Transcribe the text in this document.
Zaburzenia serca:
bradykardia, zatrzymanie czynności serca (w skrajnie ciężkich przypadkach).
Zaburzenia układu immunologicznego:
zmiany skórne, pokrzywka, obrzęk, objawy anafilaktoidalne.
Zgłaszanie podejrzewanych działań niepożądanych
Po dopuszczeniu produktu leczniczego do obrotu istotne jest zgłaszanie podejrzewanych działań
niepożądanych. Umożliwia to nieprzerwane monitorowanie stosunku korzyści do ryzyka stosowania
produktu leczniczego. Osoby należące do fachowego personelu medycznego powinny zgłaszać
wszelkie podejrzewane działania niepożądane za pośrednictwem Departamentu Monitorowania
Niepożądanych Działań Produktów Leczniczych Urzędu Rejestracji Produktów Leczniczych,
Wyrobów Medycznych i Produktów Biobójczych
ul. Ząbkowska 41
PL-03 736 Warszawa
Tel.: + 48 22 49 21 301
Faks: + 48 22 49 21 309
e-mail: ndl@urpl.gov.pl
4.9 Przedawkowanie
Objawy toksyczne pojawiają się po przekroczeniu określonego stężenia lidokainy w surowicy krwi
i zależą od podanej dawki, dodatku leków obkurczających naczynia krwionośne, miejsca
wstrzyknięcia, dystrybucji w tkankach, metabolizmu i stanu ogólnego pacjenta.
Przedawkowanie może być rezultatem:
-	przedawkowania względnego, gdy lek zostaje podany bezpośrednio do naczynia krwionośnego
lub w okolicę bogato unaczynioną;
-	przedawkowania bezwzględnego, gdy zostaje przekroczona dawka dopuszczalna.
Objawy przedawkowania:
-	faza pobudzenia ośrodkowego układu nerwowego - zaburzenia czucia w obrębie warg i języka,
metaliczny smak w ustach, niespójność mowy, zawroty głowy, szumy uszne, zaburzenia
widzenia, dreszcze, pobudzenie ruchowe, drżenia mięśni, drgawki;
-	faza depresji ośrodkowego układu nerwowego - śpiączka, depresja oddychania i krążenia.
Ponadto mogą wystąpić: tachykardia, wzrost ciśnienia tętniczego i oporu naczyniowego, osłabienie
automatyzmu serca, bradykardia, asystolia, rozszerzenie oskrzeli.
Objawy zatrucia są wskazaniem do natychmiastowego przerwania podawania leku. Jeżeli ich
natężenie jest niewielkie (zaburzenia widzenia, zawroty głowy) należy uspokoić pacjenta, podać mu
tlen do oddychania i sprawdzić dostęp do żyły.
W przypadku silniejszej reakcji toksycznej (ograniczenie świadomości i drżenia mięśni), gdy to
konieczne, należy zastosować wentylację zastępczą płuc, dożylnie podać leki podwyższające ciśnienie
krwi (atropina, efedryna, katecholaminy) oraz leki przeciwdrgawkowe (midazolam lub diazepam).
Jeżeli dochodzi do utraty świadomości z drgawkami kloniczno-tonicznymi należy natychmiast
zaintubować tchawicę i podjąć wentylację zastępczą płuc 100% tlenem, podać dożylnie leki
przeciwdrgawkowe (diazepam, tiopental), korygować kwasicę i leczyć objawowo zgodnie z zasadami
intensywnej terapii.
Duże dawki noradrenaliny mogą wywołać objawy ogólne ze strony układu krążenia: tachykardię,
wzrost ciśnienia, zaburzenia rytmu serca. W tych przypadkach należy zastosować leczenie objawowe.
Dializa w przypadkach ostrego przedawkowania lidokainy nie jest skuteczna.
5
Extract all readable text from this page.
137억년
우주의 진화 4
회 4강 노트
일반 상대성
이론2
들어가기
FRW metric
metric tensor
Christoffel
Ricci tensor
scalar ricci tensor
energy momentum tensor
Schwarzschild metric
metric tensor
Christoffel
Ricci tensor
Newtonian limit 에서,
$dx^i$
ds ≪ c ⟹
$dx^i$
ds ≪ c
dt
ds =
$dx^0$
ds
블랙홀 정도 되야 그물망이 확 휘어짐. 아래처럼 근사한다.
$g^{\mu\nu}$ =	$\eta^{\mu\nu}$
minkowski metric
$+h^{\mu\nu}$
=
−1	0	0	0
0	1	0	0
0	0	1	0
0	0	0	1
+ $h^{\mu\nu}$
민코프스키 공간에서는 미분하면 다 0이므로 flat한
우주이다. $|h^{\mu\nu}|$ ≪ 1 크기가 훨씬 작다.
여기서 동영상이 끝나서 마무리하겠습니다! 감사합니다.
..............................
▶ [EXERCISE DIRECTIONS]
List every line in the records above that contains the word "oddychania".

▶ [RESULT BELOW]
-	faza depresji ośrodkowego układu nerwowego - śpiączka, depresja oddychania i krążenia.
tlen do oddychania i sprawdzić dostęp do żyły.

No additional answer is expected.